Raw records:
★ ★ ★ ★ ★ ★ ★

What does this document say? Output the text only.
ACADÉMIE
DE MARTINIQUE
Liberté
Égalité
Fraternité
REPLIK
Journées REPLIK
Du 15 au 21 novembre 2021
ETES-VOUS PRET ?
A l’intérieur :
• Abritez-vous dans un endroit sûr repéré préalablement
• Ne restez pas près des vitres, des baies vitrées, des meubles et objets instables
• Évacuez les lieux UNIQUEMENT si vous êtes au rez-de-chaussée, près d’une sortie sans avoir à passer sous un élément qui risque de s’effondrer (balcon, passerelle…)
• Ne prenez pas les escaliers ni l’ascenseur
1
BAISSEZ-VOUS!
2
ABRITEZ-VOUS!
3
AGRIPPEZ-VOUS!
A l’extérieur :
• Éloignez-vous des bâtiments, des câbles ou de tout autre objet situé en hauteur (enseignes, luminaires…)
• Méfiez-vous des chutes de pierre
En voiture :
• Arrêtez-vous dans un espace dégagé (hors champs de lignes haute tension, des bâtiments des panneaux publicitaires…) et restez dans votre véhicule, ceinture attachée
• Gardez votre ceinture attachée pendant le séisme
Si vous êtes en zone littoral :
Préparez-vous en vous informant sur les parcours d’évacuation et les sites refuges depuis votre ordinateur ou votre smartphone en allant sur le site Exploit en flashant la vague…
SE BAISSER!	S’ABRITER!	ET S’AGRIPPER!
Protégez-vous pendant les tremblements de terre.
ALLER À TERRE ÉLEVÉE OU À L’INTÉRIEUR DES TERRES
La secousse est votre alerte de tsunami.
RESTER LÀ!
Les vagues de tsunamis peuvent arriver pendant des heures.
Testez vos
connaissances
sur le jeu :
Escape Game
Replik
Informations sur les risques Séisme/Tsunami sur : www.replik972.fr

★ ★ ★ ★ ★ ★ ★

TASK DESCRIPTION:
Repeat every line of the data, exactly and in full.

COMPLETE RESPONSE:
What does this document say? Output the text only.
ACADÉMIE
DE MARTINIQUE
Liberté
Égalité
Fraternité
REPLIK
Journées REPLIK
Du 15 au 21 novembre 2021
ETES-VOUS PRET ?
A l’intérieur :
• Abritez-vous dans un endroit sûr repéré préalablement
• Ne restez pas près des vitres, des baies vitrées, des meubles et objets instables
• Évacuez les lieux UNIQUEMENT si vous êtes au rez-de-chaussée, près d’une sortie sans avoir à passer sous un élément qui risque de s’effondrer (balcon, passerelle…)
• Ne prenez pas les escaliers ni l’ascenseur
1
BAISSEZ-VOUS!
2
ABRITEZ-VOUS!
3
AGRIPPEZ-VOUS!
A l’extérieur :
• Éloignez-vous des bâtiments, des câbles ou de tout autre objet situé en hauteur (enseignes, luminaires…)
• Méfiez-vous des chutes de pierre
En voiture :
• Arrêtez-vous dans un espace dégagé (hors champs de lignes haute tension, des bâtiments des panneaux publicitaires…) et restez dans votre véhicule, ceinture attachée
• Gardez votre ceinture attachée pendant le séisme
Si vous êtes en zone littoral :
Préparez-vous en vous informant sur les parcours d’évacuation et les sites refuges depuis votre ordinateur ou votre smartphone en allant sur le site Exploit en flashant la vague…
SE BAISSER!	S’ABRITER!	ET S’AGRIPPER!
Protégez-vous pendant les tremblements de terre.
ALLER À TERRE ÉLEVÉE OU À L’INTÉRIEUR DES TERRES
La secousse est votre alerte de tsunami.
RESTER LÀ!
Les vagues de tsunamis peuvent arriver pendant des heures.
Testez vos
connaissances
sur le jeu :
Escape Game
Replik
Informations sur les risques Séisme/Tsunami sur : www.replik972.fr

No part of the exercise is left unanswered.